┌──
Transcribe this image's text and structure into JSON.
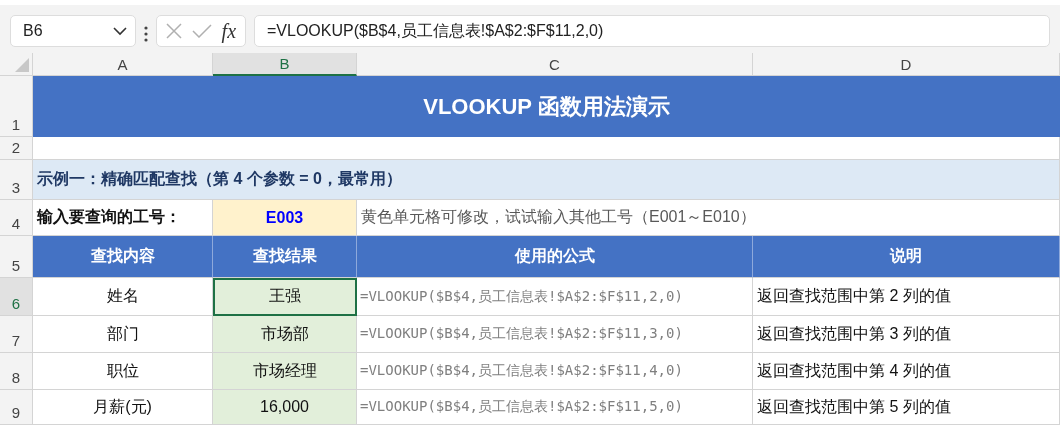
{
  "name_box": {
    "value": "B6"
  },
  "formula_bar": {
    "fx_label": "fx",
    "value": "=VLOOKUP($B$4,员工信息表!$A$2:$F$11,2,0)"
  },
  "column_headers": [
    {
      "label": "A",
      "selected": false
    },
    {
      "label": "B",
      "selected": true
    },
    {
      "label": "C",
      "selected": false
    },
    {
      "label": "D",
      "selected": false
    }
  ],
  "row_headers": [
    {
      "label": "1",
      "selected": false
    },
    {
      "label": "2",
      "selected": false
    },
    {
      "label": "3",
      "selected": false
    },
    {
      "label": "4",
      "selected": false
    },
    {
      "label": "5",
      "selected": false
    },
    {
      "label": "6",
      "selected": true
    },
    {
      "label": "7",
      "selected": false
    },
    {
      "label": "8",
      "selected": false
    },
    {
      "label": "9",
      "selected": false
    }
  ],
  "title": "VLOOKUP 函数用法演示",
  "section_heading": "示例一：精确匹配查找（第 4 个参数 = 0，最常用）",
  "input_row": {
    "label": "输入要查询的工号：",
    "value": "E003",
    "hint": "黄色单元格可修改，试试输入其他工号（E001～E010）"
  },
  "table_header": [
    "查找内容",
    "查找结果",
    "使用的公式",
    "说明"
  ],
  "table_rows": [
    {
      "item": "姓名",
      "result": "王强",
      "selected": true,
      "formula": "=VLOOKUP($B$4,员工信息表!$A$2:$F$11,2,0)",
      "note": "返回查找范围中第 2 列的值"
    },
    {
      "item": "部门",
      "result": "市场部",
      "selected": false,
      "formula": "=VLOOKUP($B$4,员工信息表!$A$2:$F$11,3,0)",
      "note": "返回查找范围中第 3 列的值"
    },
    {
      "item": "职位",
      "result": "市场经理",
      "selected": false,
      "formula": "=VLOOKUP($B$4,员工信息表!$A$2:$F$11,4,0)",
      "note": "返回查找范围中第 4 列的值"
    },
    {
      "item": "月薪(元)",
      "result": "16,000",
      "selected": false,
      "formula": "=VLOOKUP($B$4,员工信息表!$A$2:$F$11,5,0)",
      "note": "返回查找范围中第 5 列的值"
    }
  ]
}
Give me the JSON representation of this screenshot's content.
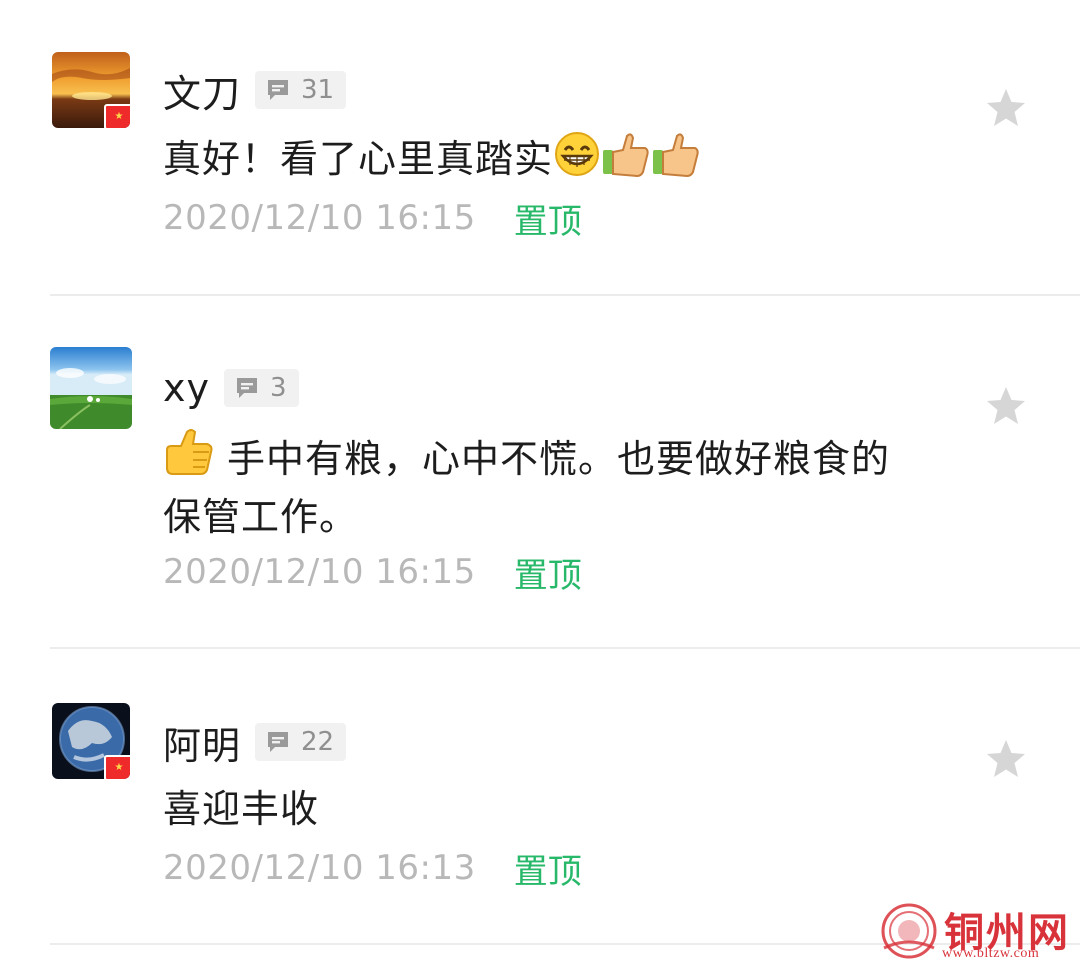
{
  "comments": [
    {
      "name": "文刀",
      "reply_count": "31",
      "text": "真好！看了心里真踏实",
      "emojis": [
        "grinning-emoji",
        "thumbs-up-emoji",
        "thumbs-up-emoji"
      ],
      "time": "2020/12/10 16:15",
      "pin_label": "置顶",
      "avatar": "sunset-avatar",
      "has_flag": true
    },
    {
      "name": "xy",
      "reply_count": "3",
      "text_line1": "手中有粮，心中不慌。也要做好粮食的",
      "text_line2": "保管工作。",
      "emojis": [
        "thumbs-up-emoji"
      ],
      "time": "2020/12/10 16:15",
      "pin_label": "置顶",
      "avatar": "grassland-avatar",
      "has_flag": false
    },
    {
      "name": "阿明",
      "reply_count": "22",
      "text": "喜迎丰收",
      "time": "2020/12/10 16:13",
      "pin_label": "置顶",
      "avatar": "earth-avatar",
      "has_flag": true
    }
  ],
  "watermark": {
    "name": "铜州网",
    "url": "www.bltzw.com"
  },
  "colors": {
    "accent_green": "#27b86a",
    "time_gray": "#b8b8b8",
    "badge_bg": "#f1f1f1",
    "star_gray": "#d6d6d6",
    "watermark_red": "#d8323a"
  }
}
└──
**GOAL:**
In the records above, how many lines hold the string "VLOOKUP"? Reply with only the number.

**ANSWER TO THE TASK:**
6